● Objective: Could you edit these records so that every "interactable" becomes "clickable", leaving everything else unchanged?

● Data provided:
════

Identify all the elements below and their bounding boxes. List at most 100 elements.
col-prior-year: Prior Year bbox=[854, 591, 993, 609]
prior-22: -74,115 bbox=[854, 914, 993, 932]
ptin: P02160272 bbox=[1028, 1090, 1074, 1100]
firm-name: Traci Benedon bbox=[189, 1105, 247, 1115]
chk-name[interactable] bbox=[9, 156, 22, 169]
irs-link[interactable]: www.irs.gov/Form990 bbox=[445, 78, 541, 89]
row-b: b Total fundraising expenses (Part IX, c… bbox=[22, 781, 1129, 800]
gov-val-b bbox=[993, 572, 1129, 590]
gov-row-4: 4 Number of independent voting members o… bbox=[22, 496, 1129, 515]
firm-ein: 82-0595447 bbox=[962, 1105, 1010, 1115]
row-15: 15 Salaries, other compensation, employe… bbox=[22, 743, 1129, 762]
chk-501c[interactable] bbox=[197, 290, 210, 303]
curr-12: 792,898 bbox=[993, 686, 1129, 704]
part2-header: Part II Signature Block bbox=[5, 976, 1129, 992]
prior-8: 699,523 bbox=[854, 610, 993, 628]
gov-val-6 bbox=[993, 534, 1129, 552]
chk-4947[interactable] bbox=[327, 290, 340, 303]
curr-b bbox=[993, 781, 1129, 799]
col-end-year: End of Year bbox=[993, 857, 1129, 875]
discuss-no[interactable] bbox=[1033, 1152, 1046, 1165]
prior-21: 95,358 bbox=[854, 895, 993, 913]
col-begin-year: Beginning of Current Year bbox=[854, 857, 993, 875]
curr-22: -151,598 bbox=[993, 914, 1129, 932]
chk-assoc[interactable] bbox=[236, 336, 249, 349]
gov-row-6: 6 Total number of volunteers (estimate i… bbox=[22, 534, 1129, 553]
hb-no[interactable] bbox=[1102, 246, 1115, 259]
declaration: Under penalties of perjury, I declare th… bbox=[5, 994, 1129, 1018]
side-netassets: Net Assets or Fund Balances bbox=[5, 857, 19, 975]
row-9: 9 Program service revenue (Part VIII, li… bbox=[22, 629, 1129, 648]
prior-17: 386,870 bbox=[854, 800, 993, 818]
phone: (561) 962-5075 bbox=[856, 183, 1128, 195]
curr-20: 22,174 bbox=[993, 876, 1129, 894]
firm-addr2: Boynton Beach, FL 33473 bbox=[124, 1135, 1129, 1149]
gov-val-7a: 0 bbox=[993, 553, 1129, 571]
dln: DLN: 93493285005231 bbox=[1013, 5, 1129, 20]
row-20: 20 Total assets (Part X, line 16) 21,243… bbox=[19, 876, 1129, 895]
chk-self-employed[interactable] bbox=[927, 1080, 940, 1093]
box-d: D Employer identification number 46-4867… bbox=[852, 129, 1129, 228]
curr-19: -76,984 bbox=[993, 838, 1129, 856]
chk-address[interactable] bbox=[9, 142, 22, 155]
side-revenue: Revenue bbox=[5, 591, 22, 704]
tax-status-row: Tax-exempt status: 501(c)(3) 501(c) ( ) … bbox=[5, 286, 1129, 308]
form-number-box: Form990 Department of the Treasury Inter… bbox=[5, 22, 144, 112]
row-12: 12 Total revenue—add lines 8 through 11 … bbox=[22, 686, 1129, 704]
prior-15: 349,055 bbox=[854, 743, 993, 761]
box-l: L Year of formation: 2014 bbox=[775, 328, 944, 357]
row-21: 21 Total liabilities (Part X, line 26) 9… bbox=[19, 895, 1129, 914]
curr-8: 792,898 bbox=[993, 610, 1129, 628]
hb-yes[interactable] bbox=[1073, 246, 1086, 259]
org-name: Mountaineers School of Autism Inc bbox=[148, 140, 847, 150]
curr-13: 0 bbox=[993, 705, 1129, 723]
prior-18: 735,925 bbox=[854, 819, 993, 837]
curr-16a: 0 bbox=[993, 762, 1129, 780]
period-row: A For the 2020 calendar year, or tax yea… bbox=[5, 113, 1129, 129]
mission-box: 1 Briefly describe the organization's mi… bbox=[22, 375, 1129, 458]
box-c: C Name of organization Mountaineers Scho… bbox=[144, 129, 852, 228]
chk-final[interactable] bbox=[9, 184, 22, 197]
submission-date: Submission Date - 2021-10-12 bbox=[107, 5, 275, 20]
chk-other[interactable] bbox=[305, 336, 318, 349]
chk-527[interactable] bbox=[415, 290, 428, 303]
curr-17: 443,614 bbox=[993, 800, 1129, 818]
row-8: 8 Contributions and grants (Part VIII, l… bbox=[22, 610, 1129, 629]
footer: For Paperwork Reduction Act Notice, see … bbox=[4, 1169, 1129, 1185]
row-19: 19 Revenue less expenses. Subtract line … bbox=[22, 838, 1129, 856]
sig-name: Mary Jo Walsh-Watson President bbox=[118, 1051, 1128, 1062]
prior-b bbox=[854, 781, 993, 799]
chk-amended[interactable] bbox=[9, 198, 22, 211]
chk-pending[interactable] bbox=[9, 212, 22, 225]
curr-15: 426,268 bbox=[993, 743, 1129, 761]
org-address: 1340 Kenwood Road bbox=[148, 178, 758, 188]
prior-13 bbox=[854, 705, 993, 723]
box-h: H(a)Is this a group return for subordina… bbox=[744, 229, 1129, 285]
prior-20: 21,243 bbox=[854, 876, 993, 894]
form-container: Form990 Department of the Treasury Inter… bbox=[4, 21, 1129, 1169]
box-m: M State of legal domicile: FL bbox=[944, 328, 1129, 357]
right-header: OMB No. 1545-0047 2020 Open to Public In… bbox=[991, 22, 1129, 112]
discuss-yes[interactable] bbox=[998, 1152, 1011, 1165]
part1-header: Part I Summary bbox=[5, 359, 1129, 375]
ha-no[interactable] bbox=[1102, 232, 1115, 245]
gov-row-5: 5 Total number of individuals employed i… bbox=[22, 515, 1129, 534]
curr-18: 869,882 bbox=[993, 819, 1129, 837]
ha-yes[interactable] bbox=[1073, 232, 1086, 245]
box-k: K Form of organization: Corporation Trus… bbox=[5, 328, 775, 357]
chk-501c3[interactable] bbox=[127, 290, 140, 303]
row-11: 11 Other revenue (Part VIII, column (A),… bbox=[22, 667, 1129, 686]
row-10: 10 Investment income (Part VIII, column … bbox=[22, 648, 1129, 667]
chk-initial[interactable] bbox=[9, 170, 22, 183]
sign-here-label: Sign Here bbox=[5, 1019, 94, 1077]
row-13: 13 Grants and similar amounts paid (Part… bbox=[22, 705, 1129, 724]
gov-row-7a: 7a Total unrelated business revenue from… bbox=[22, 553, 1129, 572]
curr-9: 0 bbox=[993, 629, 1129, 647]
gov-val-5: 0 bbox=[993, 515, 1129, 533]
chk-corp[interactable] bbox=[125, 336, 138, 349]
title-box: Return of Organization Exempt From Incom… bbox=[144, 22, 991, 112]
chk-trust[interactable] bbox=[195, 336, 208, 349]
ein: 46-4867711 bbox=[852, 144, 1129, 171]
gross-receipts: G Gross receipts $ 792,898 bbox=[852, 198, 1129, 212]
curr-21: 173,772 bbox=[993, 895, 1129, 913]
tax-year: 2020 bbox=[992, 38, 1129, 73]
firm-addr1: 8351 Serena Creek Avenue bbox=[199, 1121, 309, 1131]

════

● Answer to this problem:
Identify all the elements below and their bounding boxes. List at most 100 elements.
col-prior-year: Prior Year bbox=[854, 591, 993, 609]
prior-22: -74,115 bbox=[854, 914, 993, 932]
ptin: P02160272 bbox=[1028, 1090, 1074, 1100]
firm-name: Traci Benedon bbox=[189, 1105, 247, 1115]
chk-name[clickable] bbox=[9, 156, 22, 169]
irs-link[clickable]: www.irs.gov/Form990 bbox=[445, 78, 541, 89]
row-b: b Total fundraising expenses (Part IX, c… bbox=[22, 781, 1129, 800]
gov-val-b bbox=[993, 572, 1129, 590]
gov-row-4: 4 Number of independent voting members o… bbox=[22, 496, 1129, 515]
firm-ein: 82-0595447 bbox=[962, 1105, 1010, 1115]
row-15: 15 Salaries, other compensation, employe… bbox=[22, 743, 1129, 762]
chk-501c[clickable] bbox=[197, 290, 210, 303]
curr-12: 792,898 bbox=[993, 686, 1129, 704]
part2-header: Part II Signature Block bbox=[5, 976, 1129, 992]
prior-8: 699,523 bbox=[854, 610, 993, 628]
gov-val-6 bbox=[993, 534, 1129, 552]
chk-4947[clickable] bbox=[327, 290, 340, 303]
curr-b bbox=[993, 781, 1129, 799]
col-end-year: End of Year bbox=[993, 857, 1129, 875]
discuss-no[clickable] bbox=[1033, 1152, 1046, 1165]
prior-21: 95,358 bbox=[854, 895, 993, 913]
col-begin-year: Beginning of Current Year bbox=[854, 857, 993, 875]
curr-22: -151,598 bbox=[993, 914, 1129, 932]
chk-assoc[clickable] bbox=[236, 336, 249, 349]
gov-row-6: 6 Total number of volunteers (estimate i… bbox=[22, 534, 1129, 553]
hb-no[clickable] bbox=[1102, 246, 1115, 259]
declaration: Under penalties of perjury, I declare th… bbox=[5, 994, 1129, 1018]
side-netassets: Net Assets or Fund Balances bbox=[5, 857, 19, 975]
row-9: 9 Program service revenue (Part VIII, li… bbox=[22, 629, 1129, 648]
prior-17: 386,870 bbox=[854, 800, 993, 818]
phone: (561) 962-5075 bbox=[856, 183, 1128, 195]
curr-20: 22,174 bbox=[993, 876, 1129, 894]
firm-addr2: Boynton Beach, FL 33473 bbox=[124, 1135, 1129, 1149]
gov-val-7a: 0 bbox=[993, 553, 1129, 571]
dln: DLN: 93493285005231 bbox=[1013, 5, 1129, 20]
row-20: 20 Total assets (Part X, line 16) 21,243… bbox=[19, 876, 1129, 895]
chk-self-employed[clickable] bbox=[927, 1080, 940, 1093]
box-d: D Employer identification number 46-4867… bbox=[852, 129, 1129, 228]
curr-19: -76,984 bbox=[993, 838, 1129, 856]
chk-address[clickable] bbox=[9, 142, 22, 155]
side-revenue: Revenue bbox=[5, 591, 22, 704]
tax-status-row: Tax-exempt status: 501(c)(3) 501(c) ( ) … bbox=[5, 286, 1129, 308]
form-number-box: Form990 Department of the Treasury Inter… bbox=[5, 22, 144, 112]
row-12: 12 Total revenue—add lines 8 through 11 … bbox=[22, 686, 1129, 704]
prior-15: 349,055 bbox=[854, 743, 993, 761]
box-l: L Year of formation: 2014 bbox=[775, 328, 944, 357]
row-21: 21 Total liabilities (Part X, line 26) 9… bbox=[19, 895, 1129, 914]
curr-8: 792,898 bbox=[993, 610, 1129, 628]
hb-yes[clickable] bbox=[1073, 246, 1086, 259]
org-name: Mountaineers School of Autism Inc bbox=[148, 140, 847, 150]
curr-13: 0 bbox=[993, 705, 1129, 723]
prior-18: 735,925 bbox=[854, 819, 993, 837]
curr-16a: 0 bbox=[993, 762, 1129, 780]
period-row: A For the 2020 calendar year, or tax yea… bbox=[5, 113, 1129, 129]
mission-box: 1 Briefly describe the organization's mi… bbox=[22, 375, 1129, 458]
box-c: C Name of organization Mountaineers Scho… bbox=[144, 129, 852, 228]
chk-final[clickable] bbox=[9, 184, 22, 197]
submission-date: Submission Date - 2021-10-12 bbox=[107, 5, 275, 20]
chk-other[clickable] bbox=[305, 336, 318, 349]
chk-527[clickable] bbox=[415, 290, 428, 303]
curr-17: 443,614 bbox=[993, 800, 1129, 818]
row-8: 8 Contributions and grants (Part VIII, l… bbox=[22, 610, 1129, 629]
footer: For Paperwork Reduction Act Notice, see … bbox=[4, 1169, 1129, 1185]
row-19: 19 Revenue less expenses. Subtract line … bbox=[22, 838, 1129, 856]
sig-name: Mary Jo Walsh-Watson President bbox=[118, 1051, 1128, 1062]
prior-b bbox=[854, 781, 993, 799]
chk-amended[clickable] bbox=[9, 198, 22, 211]
chk-pending[clickable] bbox=[9, 212, 22, 225]
curr-15: 426,268 bbox=[993, 743, 1129, 761]
org-address: 1340 Kenwood Road bbox=[148, 178, 758, 188]
prior-13 bbox=[854, 705, 993, 723]
box-h: H(a)Is this a group return for subordina… bbox=[744, 229, 1129, 285]
prior-20: 21,243 bbox=[854, 876, 993, 894]
form-container: Form990 Department of the Treasury Inter… bbox=[4, 21, 1129, 1169]
box-m: M State of legal domicile: FL bbox=[944, 328, 1129, 357]
right-header: OMB No. 1545-0047 2020 Open to Public In… bbox=[991, 22, 1129, 112]
discuss-yes[clickable] bbox=[998, 1152, 1011, 1165]
part1-header: Part I Summary bbox=[5, 359, 1129, 375]
ha-no[clickable] bbox=[1102, 232, 1115, 245]
gov-row-5: 5 Total number of individuals employed i… bbox=[22, 515, 1129, 534]
curr-18: 869,882 bbox=[993, 819, 1129, 837]
ha-yes[clickable] bbox=[1073, 232, 1086, 245]
box-k: K Form of organization: Corporation Trus… bbox=[5, 328, 775, 357]
chk-501c3[clickable] bbox=[127, 290, 140, 303]
row-11: 11 Other revenue (Part VIII, column (A),… bbox=[22, 667, 1129, 686]
row-10: 10 Investment income (Part VIII, column … bbox=[22, 648, 1129, 667]
chk-initial[clickable] bbox=[9, 170, 22, 183]
sign-here-label: Sign Here bbox=[5, 1019, 94, 1077]
row-13: 13 Grants and similar amounts paid (Part… bbox=[22, 705, 1129, 724]
gov-row-7a: 7a Total unrelated business revenue from… bbox=[22, 553, 1129, 572]
curr-9: 0 bbox=[993, 629, 1129, 647]
gov-val-5: 0 bbox=[993, 515, 1129, 533]
chk-corp[clickable] bbox=[125, 336, 138, 349]
title-box: Return of Organization Exempt From Incom… bbox=[144, 22, 991, 112]
chk-trust[clickable] bbox=[195, 336, 208, 349]
ein: 46-4867711 bbox=[852, 144, 1129, 171]
gross-receipts: G Gross receipts $ 792,898 bbox=[852, 198, 1129, 212]
curr-21: 173,772 bbox=[993, 895, 1129, 913]
tax-year: 2020 bbox=[992, 38, 1129, 73]
firm-addr1: 8351 Serena Creek Avenue bbox=[199, 1121, 309, 1131]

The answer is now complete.